(Directions for this task)
Pull out all lines from the listing below in which the word "пломб" appears.

--

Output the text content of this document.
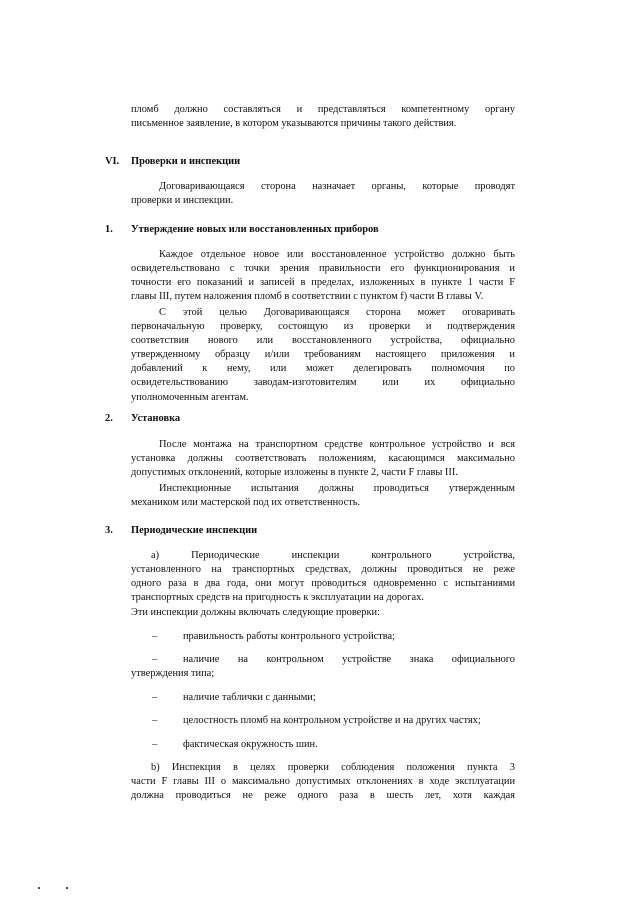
пломб должно составляться и представляться компетентному органу

письменное заявление, в котором указываются причины такого действия.

VI. Проверки и инспекции

Договаривающаяся сторона назначает органы, которые проводят

проверки и инспекции.

1. Утверждение новых или восстановленных приборов

Каждое отдельное новое или восстановленное устройство должно быть

освидетельствовано с точки зрения правильности его функционирования и

точности его показаний и записей в пределах, изложенных в пункте 1 части F

главы III, путем наложения пломб в соответствии с пунктом f) части В главы V.

С этой целью Договаривающаяся сторона может оговаривать

первоначальную проверку, состоящую из проверки и подтверждения

соответствия нового или восстановленного устройства, официально

утвержденному образцу и/или требованиям настоящего приложения и

добавлений к нему, или может делегировать полномочия по

освидетельствованию заводам-изготовителям или их официально

уполномоченным агентам.

2. Установка

После монтажа на транспортном средстве контрольное устройство и вся

установка должны соответствовать положениям, касающимся максимально

допустимых отклонений, которые изложены в пункте 2, части F главы III.

Инспекционные испытания должны проводиться утвержденным

механиком или мастерской под их ответственность.

3. Периодические инспекции

а) Периодические инспекции контрольного устройства,

установленного на транспортных средствах, должны проводиться не реже

одного раза в два года, они могут проводиться одновременно с испытаниями

транспортных средств на пригодность к эксплуатации на дорогах.

Эти инспекции должны включать следующие проверки:
– правильность работы контрольного устройства;
–	наличие на контрольном устройстве знака официального

утверждения типа;

– наличие таблички с данными;
– целостность пломб на контрольном устройстве и на других частях;
– фактическая окружность шин.

b) Инспекция в целях проверки соблюдения положения пункта 3

части F главы III о максимально допустимых отклонениях в ходе эксплуатации

должна проводиться не реже одного раза в шесть лет, хотя каждая
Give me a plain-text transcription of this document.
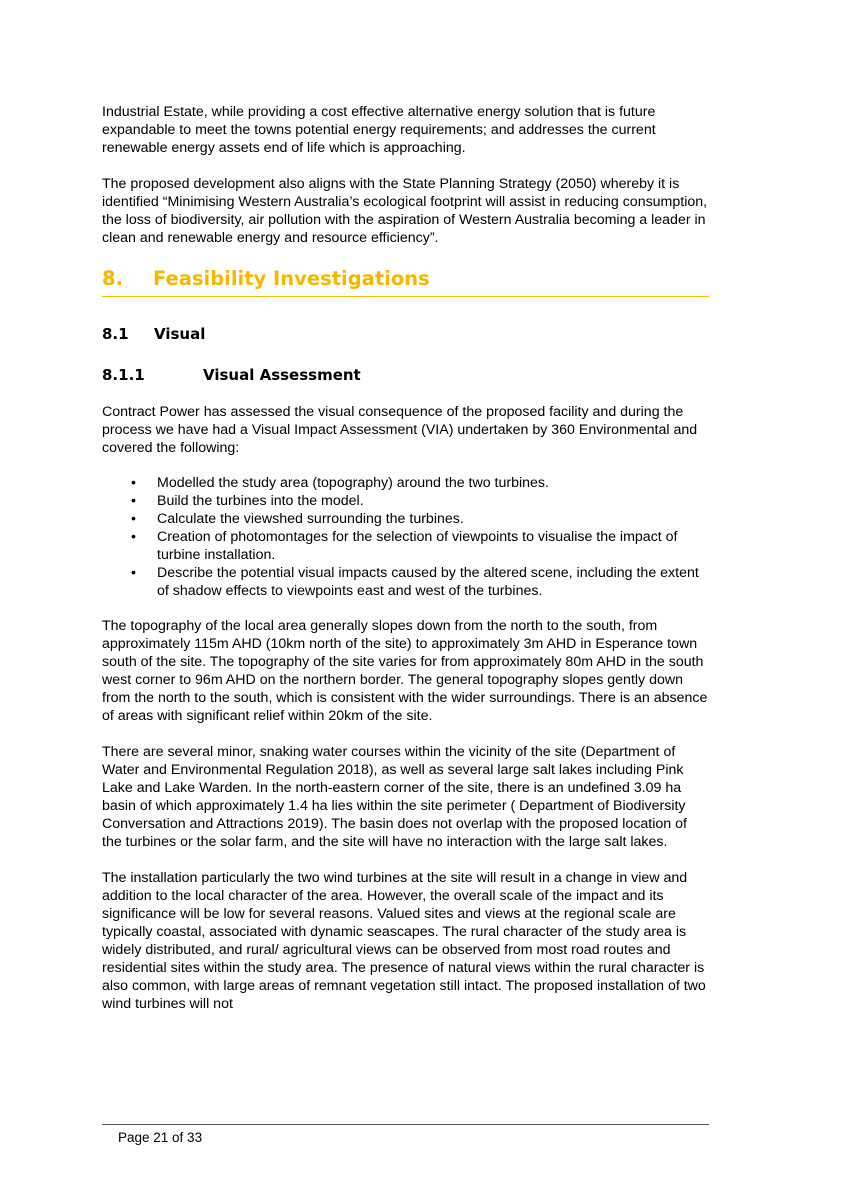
Industrial Estate, while providing a cost effective alternative energy solution that is future expandable to meet the towns potential energy requirements; and addresses the current renewable energy assets end of life which is approaching.

The proposed development also aligns with the State Planning Strategy (2050) whereby it is identified “Minimising Western Australia’s ecological footprint will assist in reducing consumption, the loss of biodiversity, air pollution with the aspiration of Western Australia becoming a leader in clean and renewable energy and resource efficiency”.

8.	Feasibility Investigations
8.1	Visual
8.1.1	Visual Assessment

Contract Power has assessed the visual consequence of the proposed facility and during the process we have had a Visual Impact Assessment (VIA) undertaken by 360 Environmental and covered the following:

• Modelled the study area (topography) around the two turbines.
• Build the turbines into the model.
• Calculate the viewshed surrounding the turbines.
• Creation of photomontages for the selection of viewpoints to visualise the impact of turbine installation.
• Describe the potential visual impacts caused by the altered scene, including the extent of shadow effects to viewpoints east and west of the turbines.

The topography of the local area generally slopes down from the north to the south, from approximately 115m AHD (10km north of the site) to approximately 3m AHD in Esperance town south of the site. The topography of the site varies for from approximately 80m AHD in the south west corner to 96m AHD on the northern border. The general topography slopes gently down from the north to the south, which is consistent with the wider surroundings. There is an absence of areas with significant relief within 20km of the site.

There are several minor, snaking water courses within the vicinity of the site (Department of Water and Environmental Regulation 2018), as well as several large salt lakes including Pink Lake and Lake Warden. In the north-eastern corner of the site, there is an undefined 3.09 ha basin of which approximately 1.4 ha lies within the site perimeter ( Department of Biodiversity Conversation and Attractions 2019). The basin does not overlap with the proposed location of the turbines or the solar farm, and the site will have no interaction with the large salt lakes.

The installation particularly the two wind turbines at the site will result in a change in view and addition to the local character of the area. However, the overall scale of the impact and its significance will be low for several reasons. Valued sites and views at the regional scale are typically coastal, associated with dynamic seascapes. The rural character of the study area is widely distributed, and rural/ agricultural views can be observed from most road routes and residential sites within the study area. The presence of natural views within the rural character is also common, with large areas of remnant vegetation still intact. The proposed installation of two wind turbines will not

Page 21 of 33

--

(In response)
пломб должно составляться и представляться компетентному органу
главы III, путем наложения пломб в соответствии с пунктом f) части В главы V.
– целостность пломб на контрольном устройстве и на других частях;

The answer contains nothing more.